» **Written request**
Return all of the entries exactly, with nothing added or left out.

(Extracted records)
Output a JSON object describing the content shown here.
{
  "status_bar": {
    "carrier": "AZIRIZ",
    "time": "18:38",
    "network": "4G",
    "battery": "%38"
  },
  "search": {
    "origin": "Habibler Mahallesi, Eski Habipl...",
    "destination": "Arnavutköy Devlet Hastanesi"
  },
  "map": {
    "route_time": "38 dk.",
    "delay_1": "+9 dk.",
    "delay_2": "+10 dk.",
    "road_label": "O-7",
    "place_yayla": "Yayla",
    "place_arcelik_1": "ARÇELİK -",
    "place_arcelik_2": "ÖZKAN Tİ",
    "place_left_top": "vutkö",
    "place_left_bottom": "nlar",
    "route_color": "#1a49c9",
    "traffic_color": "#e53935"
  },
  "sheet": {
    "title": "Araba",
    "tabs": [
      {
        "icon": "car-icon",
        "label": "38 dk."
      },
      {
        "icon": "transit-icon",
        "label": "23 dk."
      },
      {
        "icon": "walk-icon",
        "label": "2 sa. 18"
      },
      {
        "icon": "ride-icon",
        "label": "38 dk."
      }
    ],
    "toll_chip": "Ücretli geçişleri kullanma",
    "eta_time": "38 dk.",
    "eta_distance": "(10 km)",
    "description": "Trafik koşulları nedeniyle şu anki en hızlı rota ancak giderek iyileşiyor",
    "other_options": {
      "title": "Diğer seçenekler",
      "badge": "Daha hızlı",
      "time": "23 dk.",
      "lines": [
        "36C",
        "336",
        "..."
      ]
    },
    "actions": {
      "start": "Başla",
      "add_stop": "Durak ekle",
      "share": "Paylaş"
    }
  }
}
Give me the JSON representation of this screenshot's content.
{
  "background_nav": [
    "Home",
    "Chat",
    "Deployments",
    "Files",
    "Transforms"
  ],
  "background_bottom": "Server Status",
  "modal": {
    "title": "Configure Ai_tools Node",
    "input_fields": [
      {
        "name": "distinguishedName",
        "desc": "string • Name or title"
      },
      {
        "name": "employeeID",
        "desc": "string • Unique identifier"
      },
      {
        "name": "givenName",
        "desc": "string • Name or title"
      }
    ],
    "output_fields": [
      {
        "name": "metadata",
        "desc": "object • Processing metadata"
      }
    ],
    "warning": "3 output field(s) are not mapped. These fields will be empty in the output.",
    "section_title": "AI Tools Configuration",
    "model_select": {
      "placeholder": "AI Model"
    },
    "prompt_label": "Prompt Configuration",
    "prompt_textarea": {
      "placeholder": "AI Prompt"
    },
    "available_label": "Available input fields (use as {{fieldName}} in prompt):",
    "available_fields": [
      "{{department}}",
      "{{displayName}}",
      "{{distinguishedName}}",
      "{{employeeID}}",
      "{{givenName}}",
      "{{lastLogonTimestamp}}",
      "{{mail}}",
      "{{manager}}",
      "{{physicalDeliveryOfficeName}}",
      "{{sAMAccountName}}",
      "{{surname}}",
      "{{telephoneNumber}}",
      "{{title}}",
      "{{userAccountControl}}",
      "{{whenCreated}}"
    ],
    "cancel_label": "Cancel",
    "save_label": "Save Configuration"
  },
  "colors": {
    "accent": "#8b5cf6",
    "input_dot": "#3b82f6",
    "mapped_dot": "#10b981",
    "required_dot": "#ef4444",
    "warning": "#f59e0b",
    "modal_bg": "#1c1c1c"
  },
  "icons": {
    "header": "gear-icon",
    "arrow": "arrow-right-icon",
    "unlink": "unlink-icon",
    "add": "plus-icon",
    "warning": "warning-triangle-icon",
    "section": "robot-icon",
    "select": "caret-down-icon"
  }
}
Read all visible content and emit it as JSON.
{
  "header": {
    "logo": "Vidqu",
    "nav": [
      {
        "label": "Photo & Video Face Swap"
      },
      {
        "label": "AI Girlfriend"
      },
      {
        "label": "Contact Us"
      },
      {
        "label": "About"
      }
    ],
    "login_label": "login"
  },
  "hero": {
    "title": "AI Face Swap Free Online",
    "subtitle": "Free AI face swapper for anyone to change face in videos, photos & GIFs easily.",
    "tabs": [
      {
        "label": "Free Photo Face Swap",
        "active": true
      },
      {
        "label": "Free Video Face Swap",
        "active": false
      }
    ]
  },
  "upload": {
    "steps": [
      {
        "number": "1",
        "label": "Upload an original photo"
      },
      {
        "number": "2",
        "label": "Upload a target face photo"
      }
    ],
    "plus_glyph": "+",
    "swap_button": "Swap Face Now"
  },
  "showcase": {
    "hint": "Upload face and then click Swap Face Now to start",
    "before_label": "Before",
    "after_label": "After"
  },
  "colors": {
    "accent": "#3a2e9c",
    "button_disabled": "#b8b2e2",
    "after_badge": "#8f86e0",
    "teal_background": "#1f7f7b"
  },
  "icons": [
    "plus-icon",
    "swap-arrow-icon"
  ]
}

» **Answer to the problem**
Output a JSON object describing the content shown here.
{
  "status_bar": {
    "carrier": "AZIRIZ",
    "time": "18:38",
    "network": "4G",
    "battery": "%38"
  },
  "search": {
    "origin": "Habibler Mahallesi, Eski Habipl...",
    "destination": "Arnavutköy Devlet Hastanesi"
  },
  "map": {
    "route_time": "38 dk.",
    "delay_1": "+9 dk.",
    "delay_2": "+10 dk.",
    "road_label": "O-7",
    "place_yayla": "Yayla",
    "place_arcelik_1": "ARÇELİK -",
    "place_arcelik_2": "ÖZKAN Tİ",
    "place_left_top": "vutkö",
    "place_left_bottom": "nlar",
    "route_color": "#1a49c9",
    "traffic_color": "#e53935"
  },
  "sheet": {
    "title": "Araba",
    "tabs": [
      {
        "icon": "car-icon",
        "label": "38 dk."
      },
      {
        "icon": "transit-icon",
        "label": "23 dk."
      },
      {
        "icon": "walk-icon",
        "label": "2 sa. 18"
      },
      {
        "icon": "ride-icon",
        "label": "38 dk."
      }
    ],
    "toll_chip": "Ücretli geçişleri kullanma",
    "eta_time": "38 dk.",
    "eta_distance": "(10 km)",
    "description": "Trafik koşulları nedeniyle şu anki en hızlı rota ancak giderek iyileşiyor",
    "other_options": {
      "title": "Diğer seçenekler",
      "badge": "Daha hızlı",
      "time": "23 dk.",
      "lines": [
        "36C",
        "336",
        "..."
      ]
    },
    "actions": {
      "start": "Başla",
      "add_stop": "Durak ekle",
      "share": "Paylaş"
    }
  }
}
Give me the JSON representation of this screenshot's content.
{
  "background_nav": [
    "Home",
    "Chat",
    "Deployments",
    "Files",
    "Transforms"
  ],
  "background_bottom": "Server Status",
  "modal": {
    "title": "Configure Ai_tools Node",
    "input_fields": [
      {
        "name": "distinguishedName",
        "desc": "string • Name or title"
      },
      {
        "name": "employeeID",
        "desc": "string • Unique identifier"
      },
      {
        "name": "givenName",
        "desc": "string • Name or title"
      }
    ],
    "output_fields": [
      {
        "name": "metadata",
        "desc": "object • Processing metadata"
      }
    ],
    "warning": "3 output field(s) are not mapped. These fields will be empty in the output.",
    "section_title": "AI Tools Configuration",
    "model_select": {
      "placeholder": "AI Model"
    },
    "prompt_label": "Prompt Configuration",
    "prompt_textarea": {
      "placeholder": "AI Prompt"
    },
    "available_label": "Available input fields (use as {{fieldName}} in prompt):",
    "available_fields": [
      "{{department}}",
      "{{displayName}}",
      "{{distinguishedName}}",
      "{{employeeID}}",
      "{{givenName}}",
      "{{lastLogonTimestamp}}",
      "{{mail}}",
      "{{manager}}",
      "{{physicalDeliveryOfficeName}}",
      "{{sAMAccountName}}",
      "{{surname}}",
      "{{telephoneNumber}}",
      "{{title}}",
      "{{userAccountControl}}",
      "{{whenCreated}}"
    ],
    "cancel_label": "Cancel",
    "save_label": "Save Configuration"
  },
  "colors": {
    "accent": "#8b5cf6",
    "input_dot": "#3b82f6",
    "mapped_dot": "#10b981",
    "required_dot": "#ef4444",
    "warning": "#f59e0b",
    "modal_bg": "#1c1c1c"
  },
  "icons": {
    "header": "gear-icon",
    "arrow": "arrow-right-icon",
    "unlink": "unlink-icon",
    "add": "plus-icon",
    "warning": "warning-triangle-icon",
    "section": "robot-icon",
    "select": "caret-down-icon"
  }
}
Read all visible content and emit it as JSON.
{
  "header": {
    "logo": "Vidqu",
    "nav": [
      {
        "label": "Photo & Video Face Swap"
      },
      {
        "label": "AI Girlfriend"
      },
      {
        "label": "Contact Us"
      },
      {
        "label": "About"
      }
    ],
    "login_label": "login"
  },
  "hero": {
    "title": "AI Face Swap Free Online",
    "subtitle": "Free AI face swapper for anyone to change face in videos, photos & GIFs easily.",
    "tabs": [
      {
        "label": "Free Photo Face Swap",
        "active": true
      },
      {
        "label": "Free Video Face Swap",
        "active": false
      }
    ]
  },
  "upload": {
    "steps": [
      {
        "number": "1",
        "label": "Upload an original photo"
      },
      {
        "number": "2",
        "label": "Upload a target face photo"
      }
    ],
    "plus_glyph": "+",
    "swap_button": "Swap Face Now"
  },
  "showcase": {
    "hint": "Upload face and then click Swap Face Now to start",
    "before_label": "Before",
    "after_label": "After"
  },
  "colors": {
    "accent": "#3a2e9c",
    "button_disabled": "#b8b2e2",
    "after_badge": "#8f86e0",
    "teal_background": "#1f7f7b"
  },
  "icons": [
    "plus-icon",
    "swap-arrow-icon"
  ]
}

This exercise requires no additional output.